(SOURCE EXCERPT):
┌──
Coastguard Tautiaki Moana
- Nickname: Coastguard
- Formation: 1976
- Type: Charitable organisation
- Purpose: Maritime search and rescue
- Headquarters: Level 2 3 Solent Street Mechanics Bay Auckland New Zealand
- Region served: New Zealand
- Chief Executive Officer: Carl McOnie
- Staff: 100+ paid staff
- Volunteers: 2,000+ active volunteers
- Website: www.coastguard.nz

= Royal New Zealand Coastguard =

Primary marine search and rescue organisation in New Zealand

The Royal New Zealand Coastguard (informally Coastguard) is the primary civilian marine search and rescue organisation for New Zealand. Unlike a number of other countries, the organisation is a non-governmental, civilian charitable organisation, with no enforcement powers. Uniformed agencies of the New Zealand government, including the police, Maritime New Zealand and customs, manage New Zealand's maritime law enforcement and border control. Coastguard in New Zealand is instead dedicated to search and rescue, education and community engagement.

== History ==
Sea rescue services have existed in some shape or form in New Zealand since at least 1861, but it was not until the 1970s that the modern Coastguard was formed.

=== 1970s ===
- Following tragic events such as the Wahine disaster, various local groups that had been operating separately recognised a need for a unified, national organisation and so they formed the "New Zealand Coastguard Federation" in 1976.'
- Units began offering training and education to local boaties in an effort to reduce incidents since at least 1979.

=== 1980s ===
- Radio communications are introduced and play a large part in assisting with search and rescue events.
- Name changes to "Royal New Zealand Coastguard Federation" in 1986 as the charity is granted royal patronage, with Prince Charles as the Patron.

=== 1990s ===
- First Air Patrol unit is introduced in 1991 which means that for the first time in New Zealand survivors would be able to be seen from the sky as a part of Coastguard search and rescue incidents.
- "Nowcasting" service was introduced in Auckland in 1992. This was different from simply broadcasting a forecast as weather measuring instruments had also been installed. This was later rolled out through the rest of the country.

=== 2000s ===
- Dropped "Federation" from the name in 2005.
- Began charging a call-out rate per-hour to non-members in 2006.
- Calls were made for government funding in 2007.
- Law changes were passed in 2008 requiring Auckland councils to provide funding for, among other things, including Coastguard Northern Region. For more info, see Auckland Regional Amenities Funding Act 2008.
- On July 1, 2020, Coastguard's four regional entities and the national office merged.
- On August 14, 2021, Coastguard was gifted an ingoa Māori, ‘Tautiaki Moana’ by Te Arawa iwi at Te Papaiouru Marae in Rotorua.

== Organisation ==
Coastguard in New Zealand is a civilian charity made up of volunteers and staff, with 63 volunteer units located around the country.

=== Incident types ===
The type of incident will influence a number of factors, such as who is in control of the incident and who will pay for the incident. Other organisations may also become involved in an incident including:
- New Zealand Defence Force
- Fire and Emergency New Zealand
- NZ Land Search & Rescue
- Civil Aviation Authority

==== Category 1 (New Zealand Police) ====
Some examples of a Category 1 incident are:
- Person on-board vessel is overdue
- Death near shore
- Usually on-land or within a few miles of the shore
Typically require the use of local personnel and resources and can be carried out efficiently and effectively at the local level.
└──
(WHAT YOU ARE ASKED TO DO): According to the Royal New Zealand Coastguard article, how many volunteer units are located around the country? The listing that comes next is separate material, unrelated to the Royal New Zealand Coastguard article.

(DATASET SECTION):
┌──
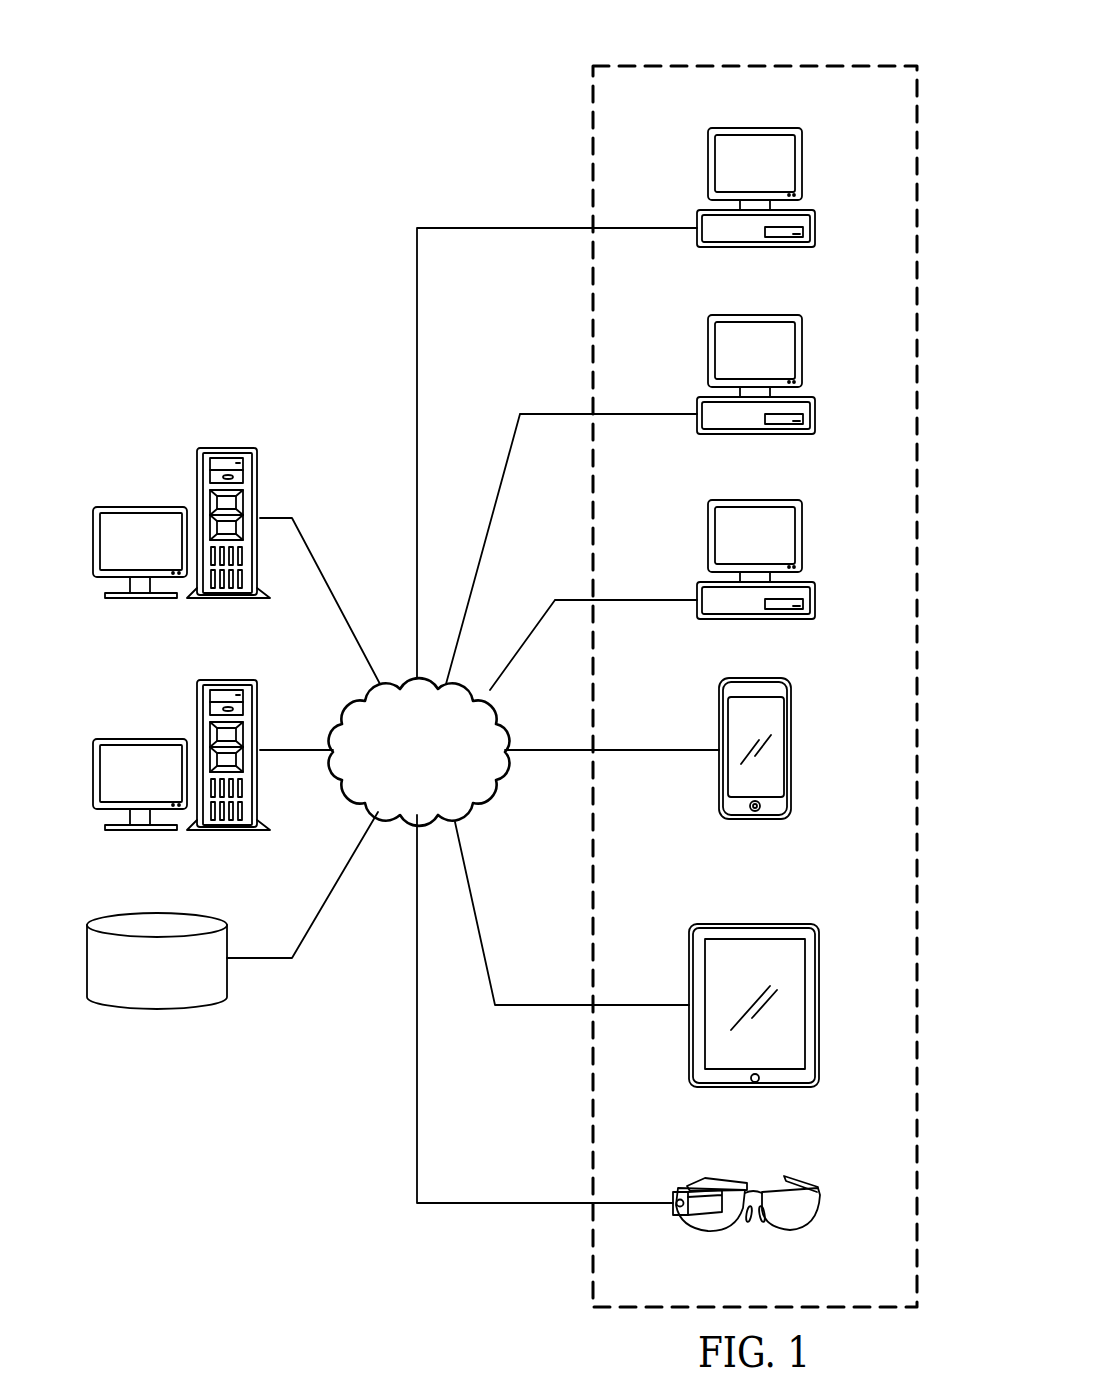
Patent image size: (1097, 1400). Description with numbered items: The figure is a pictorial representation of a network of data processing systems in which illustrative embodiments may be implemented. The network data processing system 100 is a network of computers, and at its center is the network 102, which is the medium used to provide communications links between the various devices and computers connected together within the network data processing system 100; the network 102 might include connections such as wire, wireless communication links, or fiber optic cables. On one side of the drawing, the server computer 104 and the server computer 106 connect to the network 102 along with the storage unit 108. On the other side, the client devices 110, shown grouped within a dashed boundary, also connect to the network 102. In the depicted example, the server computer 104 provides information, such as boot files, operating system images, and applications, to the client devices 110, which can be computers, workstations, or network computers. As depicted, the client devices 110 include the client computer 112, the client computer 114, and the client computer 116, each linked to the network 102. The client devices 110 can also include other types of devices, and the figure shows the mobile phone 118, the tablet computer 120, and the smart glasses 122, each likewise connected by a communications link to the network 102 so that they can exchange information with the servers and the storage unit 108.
└──
(ANSWER IN FULL): 63